DATA SUPPLIED
** START **

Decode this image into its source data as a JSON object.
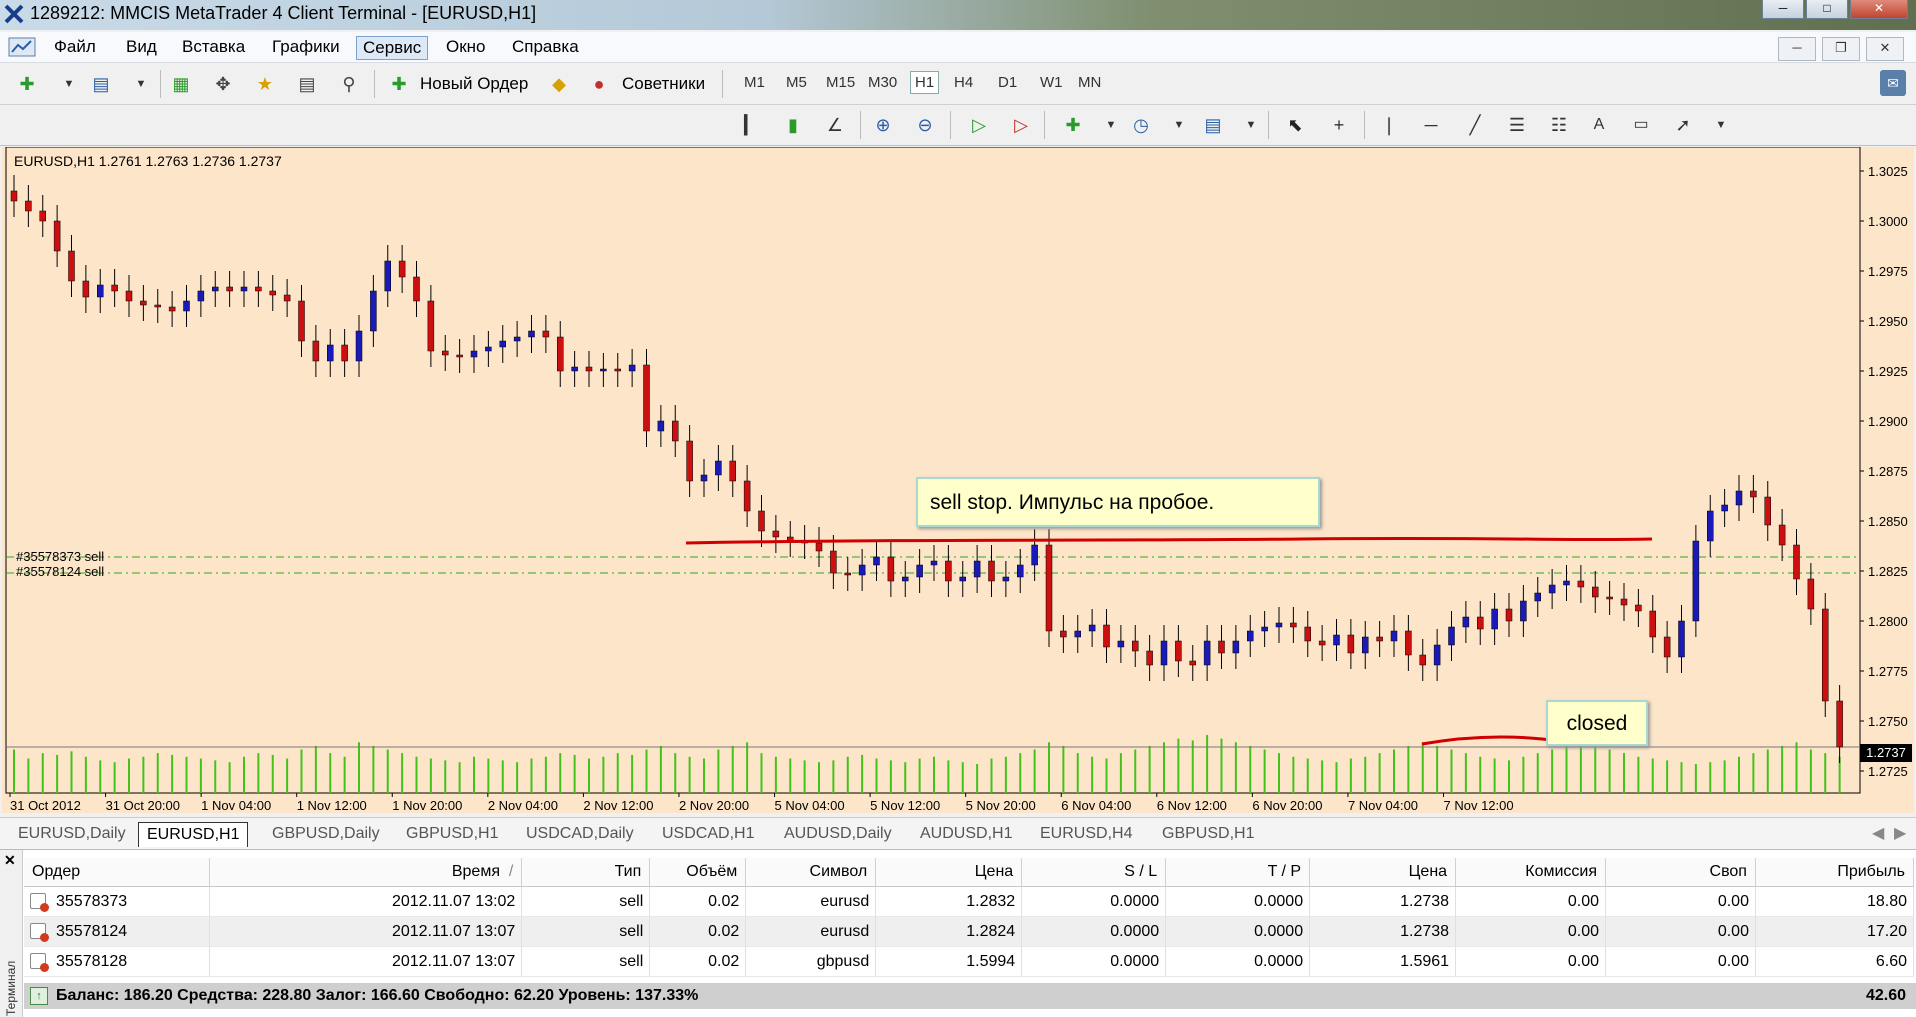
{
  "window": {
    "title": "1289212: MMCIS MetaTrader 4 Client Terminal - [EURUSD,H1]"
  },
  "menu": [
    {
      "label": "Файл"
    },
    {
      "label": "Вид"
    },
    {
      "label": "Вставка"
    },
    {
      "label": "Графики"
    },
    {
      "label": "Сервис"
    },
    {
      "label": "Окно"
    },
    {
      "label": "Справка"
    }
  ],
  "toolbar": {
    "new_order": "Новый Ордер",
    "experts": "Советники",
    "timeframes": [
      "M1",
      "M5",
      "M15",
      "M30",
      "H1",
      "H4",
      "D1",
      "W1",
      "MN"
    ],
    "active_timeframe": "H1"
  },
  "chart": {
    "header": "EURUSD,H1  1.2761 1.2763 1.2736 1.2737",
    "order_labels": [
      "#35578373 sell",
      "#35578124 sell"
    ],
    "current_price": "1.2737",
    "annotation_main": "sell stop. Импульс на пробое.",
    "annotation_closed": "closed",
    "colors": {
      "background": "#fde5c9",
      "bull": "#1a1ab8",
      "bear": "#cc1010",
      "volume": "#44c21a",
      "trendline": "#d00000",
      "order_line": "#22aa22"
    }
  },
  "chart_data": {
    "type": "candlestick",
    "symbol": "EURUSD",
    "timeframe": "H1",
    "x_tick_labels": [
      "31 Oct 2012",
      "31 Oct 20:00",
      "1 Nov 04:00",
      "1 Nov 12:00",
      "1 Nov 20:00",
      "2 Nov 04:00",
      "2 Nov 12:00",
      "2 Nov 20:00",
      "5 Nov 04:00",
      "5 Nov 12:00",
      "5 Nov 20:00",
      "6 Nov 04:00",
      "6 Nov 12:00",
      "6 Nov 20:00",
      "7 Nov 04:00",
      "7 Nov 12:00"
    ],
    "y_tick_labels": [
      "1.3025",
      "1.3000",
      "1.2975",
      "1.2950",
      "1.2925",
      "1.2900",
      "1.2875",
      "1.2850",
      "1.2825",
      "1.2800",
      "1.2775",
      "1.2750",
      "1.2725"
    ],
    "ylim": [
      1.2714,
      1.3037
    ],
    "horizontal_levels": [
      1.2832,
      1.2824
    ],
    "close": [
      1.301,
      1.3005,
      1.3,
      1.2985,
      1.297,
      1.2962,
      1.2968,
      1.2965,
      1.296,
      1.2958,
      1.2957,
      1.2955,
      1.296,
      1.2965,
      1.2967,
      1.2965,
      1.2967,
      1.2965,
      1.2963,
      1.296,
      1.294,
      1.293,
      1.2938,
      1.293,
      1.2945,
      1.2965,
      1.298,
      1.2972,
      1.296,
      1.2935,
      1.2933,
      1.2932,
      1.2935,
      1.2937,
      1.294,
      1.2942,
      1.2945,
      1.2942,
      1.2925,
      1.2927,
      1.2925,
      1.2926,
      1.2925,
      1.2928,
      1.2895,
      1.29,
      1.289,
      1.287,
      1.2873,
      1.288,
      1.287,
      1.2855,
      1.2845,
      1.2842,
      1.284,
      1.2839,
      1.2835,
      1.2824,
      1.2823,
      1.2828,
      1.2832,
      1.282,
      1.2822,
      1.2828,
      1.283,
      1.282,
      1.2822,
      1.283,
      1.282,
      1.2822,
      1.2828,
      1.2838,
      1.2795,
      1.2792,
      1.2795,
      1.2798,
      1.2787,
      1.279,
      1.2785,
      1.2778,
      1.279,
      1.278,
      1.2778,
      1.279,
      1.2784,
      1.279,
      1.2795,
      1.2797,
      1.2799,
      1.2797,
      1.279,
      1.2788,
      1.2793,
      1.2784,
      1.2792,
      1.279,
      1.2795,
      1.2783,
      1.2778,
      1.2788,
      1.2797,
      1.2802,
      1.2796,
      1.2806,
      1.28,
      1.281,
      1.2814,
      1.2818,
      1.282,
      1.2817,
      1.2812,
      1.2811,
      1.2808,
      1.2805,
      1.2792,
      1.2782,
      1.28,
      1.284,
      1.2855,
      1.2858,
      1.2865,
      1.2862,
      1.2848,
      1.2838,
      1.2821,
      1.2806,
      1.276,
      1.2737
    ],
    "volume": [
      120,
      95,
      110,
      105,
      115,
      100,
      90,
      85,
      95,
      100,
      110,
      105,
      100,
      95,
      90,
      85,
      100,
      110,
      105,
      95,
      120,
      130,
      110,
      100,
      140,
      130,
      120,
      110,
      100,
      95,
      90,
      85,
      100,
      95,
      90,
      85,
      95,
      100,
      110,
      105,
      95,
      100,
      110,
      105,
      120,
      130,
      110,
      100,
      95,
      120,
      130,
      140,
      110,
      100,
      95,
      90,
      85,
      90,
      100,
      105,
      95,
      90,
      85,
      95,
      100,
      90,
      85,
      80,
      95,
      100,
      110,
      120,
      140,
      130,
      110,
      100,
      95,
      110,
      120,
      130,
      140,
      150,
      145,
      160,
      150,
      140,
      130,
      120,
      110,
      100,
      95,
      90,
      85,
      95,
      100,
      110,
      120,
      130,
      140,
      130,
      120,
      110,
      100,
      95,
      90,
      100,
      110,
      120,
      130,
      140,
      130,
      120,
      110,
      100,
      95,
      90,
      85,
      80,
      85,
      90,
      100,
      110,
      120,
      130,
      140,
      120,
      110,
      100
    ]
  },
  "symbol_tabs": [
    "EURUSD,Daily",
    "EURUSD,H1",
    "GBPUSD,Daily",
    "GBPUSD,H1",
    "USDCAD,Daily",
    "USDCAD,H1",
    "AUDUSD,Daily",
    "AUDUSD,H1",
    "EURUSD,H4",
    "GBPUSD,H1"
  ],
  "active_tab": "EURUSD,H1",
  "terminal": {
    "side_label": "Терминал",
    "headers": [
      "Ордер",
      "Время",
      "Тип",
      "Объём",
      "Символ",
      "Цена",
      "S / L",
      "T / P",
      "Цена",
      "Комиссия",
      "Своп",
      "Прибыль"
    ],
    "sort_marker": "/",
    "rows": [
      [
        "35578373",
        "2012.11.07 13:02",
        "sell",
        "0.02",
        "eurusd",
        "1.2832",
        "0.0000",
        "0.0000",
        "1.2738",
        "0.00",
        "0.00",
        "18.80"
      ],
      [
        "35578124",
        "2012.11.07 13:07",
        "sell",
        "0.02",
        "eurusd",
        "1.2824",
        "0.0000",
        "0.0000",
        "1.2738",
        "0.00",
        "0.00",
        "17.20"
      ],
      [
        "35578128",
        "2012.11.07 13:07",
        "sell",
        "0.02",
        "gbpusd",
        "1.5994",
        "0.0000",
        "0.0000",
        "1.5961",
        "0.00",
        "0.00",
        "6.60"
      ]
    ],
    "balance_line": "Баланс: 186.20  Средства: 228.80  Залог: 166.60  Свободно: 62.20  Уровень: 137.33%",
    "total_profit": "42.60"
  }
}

** END **

All of the lines above should be printed exactly, minus the pictures.

Decode this image into its source data as a JSON object.
{
  "window": {
    "title": "1289212: MMCIS MetaTrader 4 Client Terminal - [EURUSD,H1]"
  },
  "menu": [
    {
      "label": "Файл"
    },
    {
      "label": "Вид"
    },
    {
      "label": "Вставка"
    },
    {
      "label": "Графики"
    },
    {
      "label": "Сервис"
    },
    {
      "label": "Окно"
    },
    {
      "label": "Справка"
    }
  ],
  "toolbar": {
    "new_order": "Новый Ордер",
    "experts": "Советники",
    "timeframes": [
      "M1",
      "M5",
      "M15",
      "M30",
      "H1",
      "H4",
      "D1",
      "W1",
      "MN"
    ],
    "active_timeframe": "H1"
  },
  "chart": {
    "header": "EURUSD,H1  1.2761 1.2763 1.2736 1.2737",
    "order_labels": [
      "#35578373 sell",
      "#35578124 sell"
    ],
    "current_price": "1.2737",
    "annotation_main": "sell stop. Импульс на пробое.",
    "annotation_closed": "closed",
    "colors": {
      "background": "#fde5c9",
      "bull": "#1a1ab8",
      "bear": "#cc1010",
      "volume": "#44c21a",
      "trendline": "#d00000",
      "order_line": "#22aa22"
    }
  },
  "chart_data": {
    "type": "candlestick",
    "symbol": "EURUSD",
    "timeframe": "H1",
    "x_tick_labels": [
      "31 Oct 2012",
      "31 Oct 20:00",
      "1 Nov 04:00",
      "1 Nov 12:00",
      "1 Nov 20:00",
      "2 Nov 04:00",
      "2 Nov 12:00",
      "2 Nov 20:00",
      "5 Nov 04:00",
      "5 Nov 12:00",
      "5 Nov 20:00",
      "6 Nov 04:00",
      "6 Nov 12:00",
      "6 Nov 20:00",
      "7 Nov 04:00",
      "7 Nov 12:00"
    ],
    "y_tick_labels": [
      "1.3025",
      "1.3000",
      "1.2975",
      "1.2950",
      "1.2925",
      "1.2900",
      "1.2875",
      "1.2850",
      "1.2825",
      "1.2800",
      "1.2775",
      "1.2750",
      "1.2725"
    ],
    "ylim": [
      1.2714,
      1.3037
    ],
    "horizontal_levels": [
      1.2832,
      1.2824
    ],
    "close": [
      1.301,
      1.3005,
      1.3,
      1.2985,
      1.297,
      1.2962,
      1.2968,
      1.2965,
      1.296,
      1.2958,
      1.2957,
      1.2955,
      1.296,
      1.2965,
      1.2967,
      1.2965,
      1.2967,
      1.2965,
      1.2963,
      1.296,
      1.294,
      1.293,
      1.2938,
      1.293,
      1.2945,
      1.2965,
      1.298,
      1.2972,
      1.296,
      1.2935,
      1.2933,
      1.2932,
      1.2935,
      1.2937,
      1.294,
      1.2942,
      1.2945,
      1.2942,
      1.2925,
      1.2927,
      1.2925,
      1.2926,
      1.2925,
      1.2928,
      1.2895,
      1.29,
      1.289,
      1.287,
      1.2873,
      1.288,
      1.287,
      1.2855,
      1.2845,
      1.2842,
      1.284,
      1.2839,
      1.2835,
      1.2824,
      1.2823,
      1.2828,
      1.2832,
      1.282,
      1.2822,
      1.2828,
      1.283,
      1.282,
      1.2822,
      1.283,
      1.282,
      1.2822,
      1.2828,
      1.2838,
      1.2795,
      1.2792,
      1.2795,
      1.2798,
      1.2787,
      1.279,
      1.2785,
      1.2778,
      1.279,
      1.278,
      1.2778,
      1.279,
      1.2784,
      1.279,
      1.2795,
      1.2797,
      1.2799,
      1.2797,
      1.279,
      1.2788,
      1.2793,
      1.2784,
      1.2792,
      1.279,
      1.2795,
      1.2783,
      1.2778,
      1.2788,
      1.2797,
      1.2802,
      1.2796,
      1.2806,
      1.28,
      1.281,
      1.2814,
      1.2818,
      1.282,
      1.2817,
      1.2812,
      1.2811,
      1.2808,
      1.2805,
      1.2792,
      1.2782,
      1.28,
      1.284,
      1.2855,
      1.2858,
      1.2865,
      1.2862,
      1.2848,
      1.2838,
      1.2821,
      1.2806,
      1.276,
      1.2737
    ],
    "volume": [
      120,
      95,
      110,
      105,
      115,
      100,
      90,
      85,
      95,
      100,
      110,
      105,
      100,
      95,
      90,
      85,
      100,
      110,
      105,
      95,
      120,
      130,
      110,
      100,
      140,
      130,
      120,
      110,
      100,
      95,
      90,
      85,
      100,
      95,
      90,
      85,
      95,
      100,
      110,
      105,
      95,
      100,
      110,
      105,
      120,
      130,
      110,
      100,
      95,
      120,
      130,
      140,
      110,
      100,
      95,
      90,
      85,
      90,
      100,
      105,
      95,
      90,
      85,
      95,
      100,
      90,
      85,
      80,
      95,
      100,
      110,
      120,
      140,
      130,
      110,
      100,
      95,
      110,
      120,
      130,
      140,
      150,
      145,
      160,
      150,
      140,
      130,
      120,
      110,
      100,
      95,
      90,
      85,
      95,
      100,
      110,
      120,
      130,
      140,
      130,
      120,
      110,
      100,
      95,
      90,
      100,
      110,
      120,
      130,
      140,
      130,
      120,
      110,
      100,
      95,
      90,
      85,
      80,
      85,
      90,
      100,
      110,
      120,
      130,
      140,
      120,
      110,
      100
    ]
  },
  "symbol_tabs": [
    "EURUSD,Daily",
    "EURUSD,H1",
    "GBPUSD,Daily",
    "GBPUSD,H1",
    "USDCAD,Daily",
    "USDCAD,H1",
    "AUDUSD,Daily",
    "AUDUSD,H1",
    "EURUSD,H4",
    "GBPUSD,H1"
  ],
  "active_tab": "EURUSD,H1",
  "terminal": {
    "side_label": "Терминал",
    "headers": [
      "Ордер",
      "Время",
      "Тип",
      "Объём",
      "Символ",
      "Цена",
      "S / L",
      "T / P",
      "Цена",
      "Комиссия",
      "Своп",
      "Прибыль"
    ],
    "sort_marker": "/",
    "rows": [
      [
        "35578373",
        "2012.11.07 13:02",
        "sell",
        "0.02",
        "eurusd",
        "1.2832",
        "0.0000",
        "0.0000",
        "1.2738",
        "0.00",
        "0.00",
        "18.80"
      ],
      [
        "35578124",
        "2012.11.07 13:07",
        "sell",
        "0.02",
        "eurusd",
        "1.2824",
        "0.0000",
        "0.0000",
        "1.2738",
        "0.00",
        "0.00",
        "17.20"
      ],
      [
        "35578128",
        "2012.11.07 13:07",
        "sell",
        "0.02",
        "gbpusd",
        "1.5994",
        "0.0000",
        "0.0000",
        "1.5961",
        "0.00",
        "0.00",
        "6.60"
      ]
    ],
    "balance_line": "Баланс: 186.20  Средства: 228.80  Залог: 166.60  Свободно: 62.20  Уровень: 137.33%",
    "total_profit": "42.60"
  }
}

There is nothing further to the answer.